Reproduce word for word every line from the start of the items up to and including the line with "button-label: VIEW PRE-BUILT — [595, 648, 689, 662]".

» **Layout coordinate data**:
>>
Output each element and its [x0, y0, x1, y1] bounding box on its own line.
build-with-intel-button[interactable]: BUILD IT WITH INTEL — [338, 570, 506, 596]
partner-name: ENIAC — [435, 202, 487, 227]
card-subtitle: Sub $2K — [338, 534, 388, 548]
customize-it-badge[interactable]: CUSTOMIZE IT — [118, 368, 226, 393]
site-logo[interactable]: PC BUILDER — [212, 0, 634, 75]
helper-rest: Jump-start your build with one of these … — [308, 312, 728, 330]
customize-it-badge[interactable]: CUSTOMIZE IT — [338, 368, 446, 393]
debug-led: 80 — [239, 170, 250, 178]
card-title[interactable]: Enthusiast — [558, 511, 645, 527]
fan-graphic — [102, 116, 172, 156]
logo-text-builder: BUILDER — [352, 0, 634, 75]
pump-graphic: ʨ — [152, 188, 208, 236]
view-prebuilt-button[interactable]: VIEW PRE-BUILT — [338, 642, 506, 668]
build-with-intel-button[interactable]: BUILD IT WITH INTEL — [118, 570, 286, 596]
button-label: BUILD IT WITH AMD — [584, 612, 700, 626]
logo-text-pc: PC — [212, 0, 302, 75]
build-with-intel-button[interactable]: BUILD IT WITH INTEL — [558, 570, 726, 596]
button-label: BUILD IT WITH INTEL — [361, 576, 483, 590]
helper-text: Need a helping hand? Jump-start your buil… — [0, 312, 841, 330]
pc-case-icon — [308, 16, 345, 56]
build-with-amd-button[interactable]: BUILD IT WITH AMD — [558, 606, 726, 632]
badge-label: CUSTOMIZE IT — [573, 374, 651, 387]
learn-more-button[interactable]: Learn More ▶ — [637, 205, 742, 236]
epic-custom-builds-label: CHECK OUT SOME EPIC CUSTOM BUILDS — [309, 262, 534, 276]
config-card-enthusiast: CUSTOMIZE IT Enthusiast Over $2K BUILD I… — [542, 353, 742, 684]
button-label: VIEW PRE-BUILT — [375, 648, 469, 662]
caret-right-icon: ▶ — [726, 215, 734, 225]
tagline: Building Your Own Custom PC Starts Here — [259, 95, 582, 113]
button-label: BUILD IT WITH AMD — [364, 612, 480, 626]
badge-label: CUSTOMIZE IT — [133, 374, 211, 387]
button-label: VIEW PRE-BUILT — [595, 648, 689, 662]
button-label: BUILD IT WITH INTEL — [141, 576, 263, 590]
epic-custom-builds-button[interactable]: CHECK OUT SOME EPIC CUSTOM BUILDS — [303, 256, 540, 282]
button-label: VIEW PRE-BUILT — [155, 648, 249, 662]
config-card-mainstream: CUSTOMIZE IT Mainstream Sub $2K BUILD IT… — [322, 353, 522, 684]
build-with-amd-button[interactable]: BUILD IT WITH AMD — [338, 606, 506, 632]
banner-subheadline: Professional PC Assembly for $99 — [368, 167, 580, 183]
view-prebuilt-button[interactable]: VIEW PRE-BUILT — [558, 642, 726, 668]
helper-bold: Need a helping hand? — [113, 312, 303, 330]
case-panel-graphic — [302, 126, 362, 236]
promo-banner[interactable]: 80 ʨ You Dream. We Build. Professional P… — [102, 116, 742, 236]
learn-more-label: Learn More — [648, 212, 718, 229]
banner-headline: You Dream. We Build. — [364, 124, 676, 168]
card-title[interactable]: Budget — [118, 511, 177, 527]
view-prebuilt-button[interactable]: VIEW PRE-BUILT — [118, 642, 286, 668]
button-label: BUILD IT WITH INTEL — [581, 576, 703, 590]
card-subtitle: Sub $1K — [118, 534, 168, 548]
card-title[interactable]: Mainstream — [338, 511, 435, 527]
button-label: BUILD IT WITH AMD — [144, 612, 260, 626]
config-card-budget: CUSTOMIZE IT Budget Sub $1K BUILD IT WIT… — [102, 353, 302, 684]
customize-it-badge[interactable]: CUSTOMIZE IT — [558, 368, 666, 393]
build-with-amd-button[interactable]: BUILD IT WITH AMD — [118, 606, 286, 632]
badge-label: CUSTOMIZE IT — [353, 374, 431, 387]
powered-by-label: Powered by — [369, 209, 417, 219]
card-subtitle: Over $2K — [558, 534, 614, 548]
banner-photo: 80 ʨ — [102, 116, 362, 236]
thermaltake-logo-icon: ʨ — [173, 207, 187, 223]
<<
» **Exercise response**:
Output each element and its [x0, y0, x1, y1] bounding box on its own line.
build-with-intel-button[interactable]: BUILD IT WITH INTEL — [338, 570, 506, 596]
partner-name: ENIAC — [435, 202, 487, 227]
card-subtitle: Sub $2K — [338, 534, 388, 548]
customize-it-badge[interactable]: CUSTOMIZE IT — [118, 368, 226, 393]
site-logo[interactable]: PC BUILDER — [212, 0, 634, 75]
helper-rest: Jump-start your build with one of these … — [308, 312, 728, 330]
customize-it-badge[interactable]: CUSTOMIZE IT — [338, 368, 446, 393]
debug-led: 80 — [239, 170, 250, 178]
card-title[interactable]: Enthusiast — [558, 511, 645, 527]
fan-graphic — [102, 116, 172, 156]
logo-text-builder: BUILDER — [352, 0, 634, 75]
pump-graphic: ʨ — [152, 188, 208, 236]
view-prebuilt-button[interactable]: VIEW PRE-BUILT — [338, 642, 506, 668]
build-with-intel-button[interactable]: BUILD IT WITH INTEL — [118, 570, 286, 596]
button-label: BUILD IT WITH AMD — [584, 612, 700, 626]
logo-text-pc: PC — [212, 0, 302, 75]
build-with-intel-button[interactable]: BUILD IT WITH INTEL — [558, 570, 726, 596]
button-label: BUILD IT WITH INTEL — [361, 576, 483, 590]
helper-text: Need a helping hand? Jump-start your buil… — [0, 312, 841, 330]
pc-case-icon — [308, 16, 345, 56]
build-with-amd-button[interactable]: BUILD IT WITH AMD — [558, 606, 726, 632]
badge-label: CUSTOMIZE IT — [573, 374, 651, 387]
learn-more-button[interactable]: Learn More ▶ — [637, 205, 742, 236]
epic-custom-builds-label: CHECK OUT SOME EPIC CUSTOM BUILDS — [309, 262, 534, 276]
config-card-enthusiast: CUSTOMIZE IT Enthusiast Over $2K BUILD I… — [542, 353, 742, 684]
button-label: VIEW PRE-BUILT — [375, 648, 469, 662]
caret-right-icon: ▶ — [726, 215, 734, 225]
tagline: Building Your Own Custom PC Starts Here — [259, 95, 582, 113]
button-label: BUILD IT WITH AMD — [364, 612, 480, 626]
badge-label: CUSTOMIZE IT — [133, 374, 211, 387]
button-label: VIEW PRE-BUILT — [595, 648, 689, 662]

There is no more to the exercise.